BEGIN Data records

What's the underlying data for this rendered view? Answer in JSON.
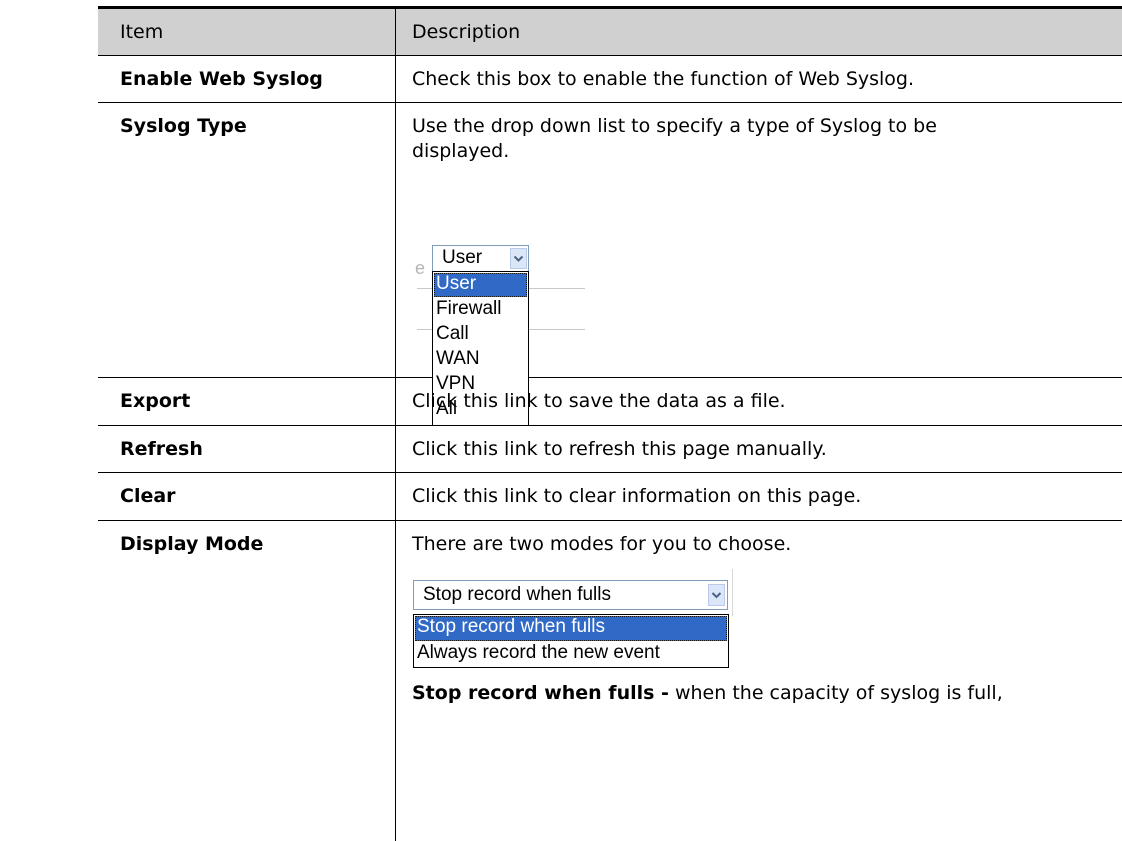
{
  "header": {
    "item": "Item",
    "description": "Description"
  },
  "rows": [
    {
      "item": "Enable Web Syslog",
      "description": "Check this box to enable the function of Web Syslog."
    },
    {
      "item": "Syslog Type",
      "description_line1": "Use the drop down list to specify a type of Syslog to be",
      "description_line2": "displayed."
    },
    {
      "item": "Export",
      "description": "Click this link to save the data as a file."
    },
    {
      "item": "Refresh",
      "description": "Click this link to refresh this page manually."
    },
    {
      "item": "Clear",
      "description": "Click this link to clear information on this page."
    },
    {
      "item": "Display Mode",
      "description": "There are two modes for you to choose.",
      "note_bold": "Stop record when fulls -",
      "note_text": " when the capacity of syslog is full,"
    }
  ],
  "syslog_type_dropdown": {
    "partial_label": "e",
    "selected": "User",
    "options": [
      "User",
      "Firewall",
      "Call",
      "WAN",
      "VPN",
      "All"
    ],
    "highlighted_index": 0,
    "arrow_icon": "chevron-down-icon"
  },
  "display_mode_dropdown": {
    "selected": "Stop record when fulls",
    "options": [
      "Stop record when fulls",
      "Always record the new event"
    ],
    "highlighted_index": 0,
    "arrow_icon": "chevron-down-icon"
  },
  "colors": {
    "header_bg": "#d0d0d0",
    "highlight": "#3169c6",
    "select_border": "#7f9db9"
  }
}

END Data records
BEGIN Data records

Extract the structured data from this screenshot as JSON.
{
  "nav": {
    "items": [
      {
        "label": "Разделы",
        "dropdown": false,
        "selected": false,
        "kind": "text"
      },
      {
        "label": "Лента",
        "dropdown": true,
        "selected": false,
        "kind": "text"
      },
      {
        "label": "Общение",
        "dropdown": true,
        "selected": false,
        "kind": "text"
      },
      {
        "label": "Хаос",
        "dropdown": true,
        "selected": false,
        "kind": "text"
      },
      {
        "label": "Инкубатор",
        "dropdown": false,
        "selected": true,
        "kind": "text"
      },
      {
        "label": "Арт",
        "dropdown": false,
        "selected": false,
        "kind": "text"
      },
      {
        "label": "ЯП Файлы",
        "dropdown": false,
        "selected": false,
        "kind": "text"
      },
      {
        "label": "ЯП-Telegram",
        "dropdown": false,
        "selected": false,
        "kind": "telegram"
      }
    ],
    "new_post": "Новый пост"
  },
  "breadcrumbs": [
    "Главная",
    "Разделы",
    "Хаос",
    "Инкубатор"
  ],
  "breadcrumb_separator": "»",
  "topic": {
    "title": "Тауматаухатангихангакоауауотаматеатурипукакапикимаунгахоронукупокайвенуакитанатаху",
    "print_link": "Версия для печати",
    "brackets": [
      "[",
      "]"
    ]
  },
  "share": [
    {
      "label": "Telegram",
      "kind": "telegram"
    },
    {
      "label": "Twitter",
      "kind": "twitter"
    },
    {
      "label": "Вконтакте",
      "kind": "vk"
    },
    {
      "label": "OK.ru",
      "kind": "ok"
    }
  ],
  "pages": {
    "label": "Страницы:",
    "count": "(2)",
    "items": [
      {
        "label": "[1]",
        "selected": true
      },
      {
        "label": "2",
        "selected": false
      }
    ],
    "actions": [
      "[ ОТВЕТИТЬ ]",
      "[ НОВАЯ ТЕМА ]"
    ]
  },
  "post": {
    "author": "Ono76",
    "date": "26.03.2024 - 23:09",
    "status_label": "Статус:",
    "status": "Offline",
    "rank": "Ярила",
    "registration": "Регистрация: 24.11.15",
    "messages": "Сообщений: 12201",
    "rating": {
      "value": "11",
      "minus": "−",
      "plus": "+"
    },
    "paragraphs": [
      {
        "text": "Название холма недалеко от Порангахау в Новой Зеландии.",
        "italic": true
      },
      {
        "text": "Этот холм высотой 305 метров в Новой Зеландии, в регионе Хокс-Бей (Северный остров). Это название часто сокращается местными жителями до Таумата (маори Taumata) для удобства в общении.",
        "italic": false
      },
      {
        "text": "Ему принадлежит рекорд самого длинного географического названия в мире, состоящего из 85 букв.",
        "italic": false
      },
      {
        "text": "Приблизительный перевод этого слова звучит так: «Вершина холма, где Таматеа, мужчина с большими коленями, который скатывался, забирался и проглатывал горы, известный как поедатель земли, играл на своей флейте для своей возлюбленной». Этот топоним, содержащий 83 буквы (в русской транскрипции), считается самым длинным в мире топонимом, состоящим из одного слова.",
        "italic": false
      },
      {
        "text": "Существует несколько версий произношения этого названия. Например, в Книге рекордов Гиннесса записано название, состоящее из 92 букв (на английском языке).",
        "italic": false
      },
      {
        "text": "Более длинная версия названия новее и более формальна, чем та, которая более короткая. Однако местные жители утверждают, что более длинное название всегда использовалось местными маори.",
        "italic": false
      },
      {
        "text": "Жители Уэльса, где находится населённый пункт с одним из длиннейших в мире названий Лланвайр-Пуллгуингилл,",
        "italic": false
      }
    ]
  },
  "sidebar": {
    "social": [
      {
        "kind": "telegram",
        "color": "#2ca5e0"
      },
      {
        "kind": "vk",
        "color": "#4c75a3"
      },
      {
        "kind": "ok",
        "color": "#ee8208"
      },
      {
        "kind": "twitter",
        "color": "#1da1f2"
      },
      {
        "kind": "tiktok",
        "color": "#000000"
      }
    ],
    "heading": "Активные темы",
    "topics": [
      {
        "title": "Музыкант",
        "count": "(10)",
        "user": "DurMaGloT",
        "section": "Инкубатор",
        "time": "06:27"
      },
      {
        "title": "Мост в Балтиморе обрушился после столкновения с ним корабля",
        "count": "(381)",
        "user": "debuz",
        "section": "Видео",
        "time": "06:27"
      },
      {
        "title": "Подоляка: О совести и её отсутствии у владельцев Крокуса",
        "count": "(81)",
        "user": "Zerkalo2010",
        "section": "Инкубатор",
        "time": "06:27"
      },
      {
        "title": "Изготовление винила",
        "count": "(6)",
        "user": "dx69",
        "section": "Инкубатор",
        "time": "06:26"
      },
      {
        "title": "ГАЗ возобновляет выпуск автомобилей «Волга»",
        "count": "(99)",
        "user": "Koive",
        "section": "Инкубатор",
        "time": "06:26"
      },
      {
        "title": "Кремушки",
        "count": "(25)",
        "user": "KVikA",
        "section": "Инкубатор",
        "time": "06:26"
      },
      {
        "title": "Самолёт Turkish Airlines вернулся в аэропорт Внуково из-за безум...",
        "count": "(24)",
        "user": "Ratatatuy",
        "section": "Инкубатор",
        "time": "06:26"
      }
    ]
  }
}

END Data records

Work required:
In the entries above, find every line holding the word "Зеландии" and copy it out.

Solved problem:
        "text": "Название холма недалеко от Порангахау в Новой Зеландии.",
        "text": "Этот холм высотой 305 метров в Новой Зеландии, в регионе Хокс-Бей (Северный остров). Это название часто сокращается местными жителями до Таумата (маори Taumata) для удобства в общении.",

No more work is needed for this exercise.